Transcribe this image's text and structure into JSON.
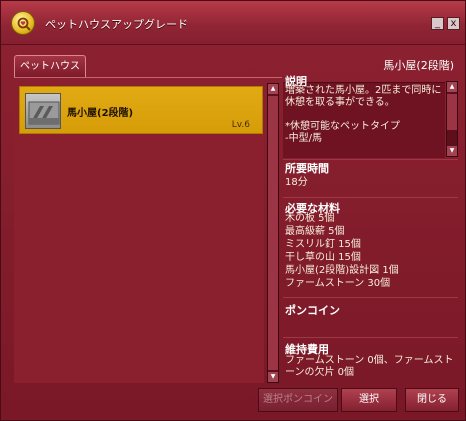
{
  "window": {
    "title": "ペットハウスアップグレード",
    "minimize_label": "_",
    "close_label": "x"
  },
  "tabs": [
    {
      "label": "ペットハウス"
    }
  ],
  "list": {
    "items": [
      {
        "name": "馬小屋(2段階)",
        "level": "Lv.6",
        "icon": "stable-icon"
      }
    ]
  },
  "detail": {
    "title": "馬小屋(2段階)",
    "description_label": "説明",
    "description_text": "増築された馬小屋。2匹まで同時に休憩を取る事ができる。\n\n*休憩可能なペットタイプ\n-中型/馬",
    "time_label": "所要時間",
    "time_value": "18分",
    "materials_label": "必要な材料",
    "materials": [
      "木の板 5個",
      "最高級薪 5個",
      "ミスリル釘 15個",
      "干し草の山 15個",
      "馬小屋(2段階)設計図 1個",
      "ファームストーン 30個"
    ],
    "coin_label": "ポンコイン",
    "upkeep_label": "維持費用",
    "upkeep_text": "ファームストーン 0個、ファームストーンの欠片 0個"
  },
  "buttons": {
    "select_coin": "選択ポンコイン",
    "select": "選択",
    "close": "閉じる"
  },
  "colors": {
    "window_bg": "#8d2231",
    "selected_item": "#e1aa13",
    "text": "#ffffff"
  }
}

EXERCISE TASK. Copy out each line word for word, please, skipping the images.

RESPONSE.
Transcribe this image's text and structure into JSON.
{
  "window": {
    "title": "ペットハウスアップグレード",
    "minimize_label": "_",
    "close_label": "x"
  },
  "tabs": [
    {
      "label": "ペットハウス"
    }
  ],
  "list": {
    "items": [
      {
        "name": "馬小屋(2段階)",
        "level": "Lv.6",
        "icon": "stable-icon"
      }
    ]
  },
  "detail": {
    "title": "馬小屋(2段階)",
    "description_label": "説明",
    "description_text": "増築された馬小屋。2匹まで同時に休憩を取る事ができる。\n\n*休憩可能なペットタイプ\n-中型/馬",
    "time_label": "所要時間",
    "time_value": "18分",
    "materials_label": "必要な材料",
    "materials": [
      "木の板 5個",
      "最高級薪 5個",
      "ミスリル釘 15個",
      "干し草の山 15個",
      "馬小屋(2段階)設計図 1個",
      "ファームストーン 30個"
    ],
    "coin_label": "ポンコイン",
    "upkeep_label": "維持費用",
    "upkeep_text": "ファームストーン 0個、ファームストーンの欠片 0個"
  },
  "buttons": {
    "select_coin": "選択ポンコイン",
    "select": "選択",
    "close": "閉じる"
  },
  "colors": {
    "window_bg": "#8d2231",
    "selected_item": "#e1aa13",
    "text": "#ffffff"
  }
}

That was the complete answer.